### JOB
Restate every entry word for word.

### Stored entries
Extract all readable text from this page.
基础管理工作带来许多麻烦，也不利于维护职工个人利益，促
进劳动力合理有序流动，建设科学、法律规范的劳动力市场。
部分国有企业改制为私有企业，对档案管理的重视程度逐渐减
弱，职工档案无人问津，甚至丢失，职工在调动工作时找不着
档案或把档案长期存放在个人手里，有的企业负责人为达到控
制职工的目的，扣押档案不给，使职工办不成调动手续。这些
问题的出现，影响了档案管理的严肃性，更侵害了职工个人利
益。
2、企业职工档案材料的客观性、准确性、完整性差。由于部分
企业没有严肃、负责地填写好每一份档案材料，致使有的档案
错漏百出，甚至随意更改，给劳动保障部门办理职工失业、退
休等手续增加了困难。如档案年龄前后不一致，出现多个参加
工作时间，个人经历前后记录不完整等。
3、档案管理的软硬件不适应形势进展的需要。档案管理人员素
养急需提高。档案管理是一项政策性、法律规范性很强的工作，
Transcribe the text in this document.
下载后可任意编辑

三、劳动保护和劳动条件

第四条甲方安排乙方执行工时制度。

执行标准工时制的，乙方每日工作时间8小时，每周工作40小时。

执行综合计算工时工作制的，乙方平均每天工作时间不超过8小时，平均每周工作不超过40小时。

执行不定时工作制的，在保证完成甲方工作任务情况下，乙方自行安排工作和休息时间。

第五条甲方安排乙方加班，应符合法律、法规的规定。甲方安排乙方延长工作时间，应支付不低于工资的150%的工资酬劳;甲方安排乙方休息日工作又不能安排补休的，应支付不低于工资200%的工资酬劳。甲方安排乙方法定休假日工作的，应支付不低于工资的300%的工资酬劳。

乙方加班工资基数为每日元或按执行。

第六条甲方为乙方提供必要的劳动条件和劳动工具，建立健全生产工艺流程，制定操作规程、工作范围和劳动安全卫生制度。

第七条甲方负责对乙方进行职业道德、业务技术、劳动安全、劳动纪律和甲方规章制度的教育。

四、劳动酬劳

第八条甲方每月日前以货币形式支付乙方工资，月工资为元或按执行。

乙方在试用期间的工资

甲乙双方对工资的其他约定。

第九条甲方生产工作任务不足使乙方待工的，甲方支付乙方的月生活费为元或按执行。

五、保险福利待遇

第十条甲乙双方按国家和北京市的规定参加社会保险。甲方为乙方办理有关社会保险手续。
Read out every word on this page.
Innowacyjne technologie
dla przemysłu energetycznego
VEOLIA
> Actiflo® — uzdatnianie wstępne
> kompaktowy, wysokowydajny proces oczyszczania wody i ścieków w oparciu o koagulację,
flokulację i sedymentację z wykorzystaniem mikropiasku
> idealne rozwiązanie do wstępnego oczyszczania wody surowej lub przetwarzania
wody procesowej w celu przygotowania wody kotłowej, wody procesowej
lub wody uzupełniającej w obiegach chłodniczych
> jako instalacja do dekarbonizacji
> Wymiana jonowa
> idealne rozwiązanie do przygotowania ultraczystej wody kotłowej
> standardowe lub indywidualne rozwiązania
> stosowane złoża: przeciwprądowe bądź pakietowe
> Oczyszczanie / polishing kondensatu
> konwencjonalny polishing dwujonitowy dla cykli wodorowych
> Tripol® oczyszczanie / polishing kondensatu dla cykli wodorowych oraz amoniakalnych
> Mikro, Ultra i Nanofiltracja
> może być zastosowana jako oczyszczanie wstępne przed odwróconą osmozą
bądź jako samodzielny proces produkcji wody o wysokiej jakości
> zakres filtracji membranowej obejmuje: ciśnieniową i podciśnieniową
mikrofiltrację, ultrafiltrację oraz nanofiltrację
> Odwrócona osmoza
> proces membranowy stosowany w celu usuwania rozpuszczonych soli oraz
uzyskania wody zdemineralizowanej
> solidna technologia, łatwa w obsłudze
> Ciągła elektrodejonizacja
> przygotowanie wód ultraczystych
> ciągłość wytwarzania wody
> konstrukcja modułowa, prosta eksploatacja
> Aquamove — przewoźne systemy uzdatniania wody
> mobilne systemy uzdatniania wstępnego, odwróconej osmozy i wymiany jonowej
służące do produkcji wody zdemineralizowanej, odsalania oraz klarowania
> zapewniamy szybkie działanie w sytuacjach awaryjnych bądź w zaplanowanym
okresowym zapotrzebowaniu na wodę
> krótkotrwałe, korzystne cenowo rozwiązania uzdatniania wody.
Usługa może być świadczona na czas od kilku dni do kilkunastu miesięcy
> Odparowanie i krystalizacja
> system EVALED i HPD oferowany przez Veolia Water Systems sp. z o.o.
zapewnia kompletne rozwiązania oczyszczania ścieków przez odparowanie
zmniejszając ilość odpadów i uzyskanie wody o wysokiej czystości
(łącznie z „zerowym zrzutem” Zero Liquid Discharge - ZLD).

### CORRECT OUTPUT
Extract all readable text from this page.
基础管理工作带来许多麻烦，也不利于维护职工个人利益，促
进劳动力合理有序流动，建设科学、法律规范的劳动力市场。
部分国有企业改制为私有企业，对档案管理的重视程度逐渐减
弱，职工档案无人问津，甚至丢失，职工在调动工作时找不着
档案或把档案长期存放在个人手里，有的企业负责人为达到控
制职工的目的，扣押档案不给，使职工办不成调动手续。这些
问题的出现，影响了档案管理的严肃性，更侵害了职工个人利
益。
2、企业职工档案材料的客观性、准确性、完整性差。由于部分
企业没有严肃、负责地填写好每一份档案材料，致使有的档案
错漏百出，甚至随意更改，给劳动保障部门办理职工失业、退
休等手续增加了困难。如档案年龄前后不一致，出现多个参加
工作时间，个人经历前后记录不完整等。
3、档案管理的软硬件不适应形势进展的需要。档案管理人员素
养急需提高。档案管理是一项政策性、法律规范性很强的工作，
Transcribe the text in this document.
下载后可任意编辑

三、劳动保护和劳动条件

第四条甲方安排乙方执行工时制度。

执行标准工时制的，乙方每日工作时间8小时，每周工作40小时。

执行综合计算工时工作制的，乙方平均每天工作时间不超过8小时，平均每周工作不超过40小时。

执行不定时工作制的，在保证完成甲方工作任务情况下，乙方自行安排工作和休息时间。

第五条甲方安排乙方加班，应符合法律、法规的规定。甲方安排乙方延长工作时间，应支付不低于工资的150%的工资酬劳;甲方安排乙方休息日工作又不能安排补休的，应支付不低于工资200%的工资酬劳。甲方安排乙方法定休假日工作的，应支付不低于工资的300%的工资酬劳。

乙方加班工资基数为每日元或按执行。

第六条甲方为乙方提供必要的劳动条件和劳动工具，建立健全生产工艺流程，制定操作规程、工作范围和劳动安全卫生制度。

第七条甲方负责对乙方进行职业道德、业务技术、劳动安全、劳动纪律和甲方规章制度的教育。

四、劳动酬劳

第八条甲方每月日前以货币形式支付乙方工资，月工资为元或按执行。

乙方在试用期间的工资

甲乙双方对工资的其他约定。

第九条甲方生产工作任务不足使乙方待工的，甲方支付乙方的月生活费为元或按执行。

五、保险福利待遇

第十条甲乙双方按国家和北京市的规定参加社会保险。甲方为乙方办理有关社会保险手续。
Read out every word on this page.
Innowacyjne technologie
dla przemysłu energetycznego
VEOLIA
> Actiflo® — uzdatnianie wstępne
> kompaktowy, wysokowydajny proces oczyszczania wody i ścieków w oparciu o koagulację,
flokulację i sedymentację z wykorzystaniem mikropiasku
> idealne rozwiązanie do wstępnego oczyszczania wody surowej lub przetwarzania
wody procesowej w celu przygotowania wody kotłowej, wody procesowej
lub wody uzupełniającej w obiegach chłodniczych
> jako instalacja do dekarbonizacji
> Wymiana jonowa
> idealne rozwiązanie do przygotowania ultraczystej wody kotłowej
> standardowe lub indywidualne rozwiązania
> stosowane złoża: przeciwprądowe bądź pakietowe
> Oczyszczanie / polishing kondensatu
> konwencjonalny polishing dwujonitowy dla cykli wodorowych
> Tripol® oczyszczanie / polishing kondensatu dla cykli wodorowych oraz amoniakalnych
> Mikro, Ultra i Nanofiltracja
> może być zastosowana jako oczyszczanie wstępne przed odwróconą osmozą
bądź jako samodzielny proces produkcji wody o wysokiej jakości
> zakres filtracji membranowej obejmuje: ciśnieniową i podciśnieniową
mikrofiltrację, ultrafiltrację oraz nanofiltrację
> Odwrócona osmoza
> proces membranowy stosowany w celu usuwania rozpuszczonych soli oraz
uzyskania wody zdemineralizowanej
> solidna technologia, łatwa w obsłudze
> Ciągła elektrodejonizacja
> przygotowanie wód ultraczystych
> ciągłość wytwarzania wody
> konstrukcja modułowa, prosta eksploatacja
> Aquamove — przewoźne systemy uzdatniania wody
> mobilne systemy uzdatniania wstępnego, odwróconej osmozy i wymiany jonowej
służące do produkcji wody zdemineralizowanej, odsalania oraz klarowania
> zapewniamy szybkie działanie w sytuacjach awaryjnych bądź w zaplanowanym
okresowym zapotrzebowaniu na wodę
> krótkotrwałe, korzystne cenowo rozwiązania uzdatniania wody.
Usługa może być świadczona na czas od kilku dni do kilkunastu miesięcy
> Odparowanie i krystalizacja
> system EVALED i HPD oferowany przez Veolia Water Systems sp. z o.o.
zapewnia kompletne rozwiązania oczyszczania ścieków przez odparowanie
zmniejszając ilość odpadów i uzyskanie wody o wysokiej czystości
(łącznie z „zerowym zrzutem” Zero Liquid Discharge - ZLD).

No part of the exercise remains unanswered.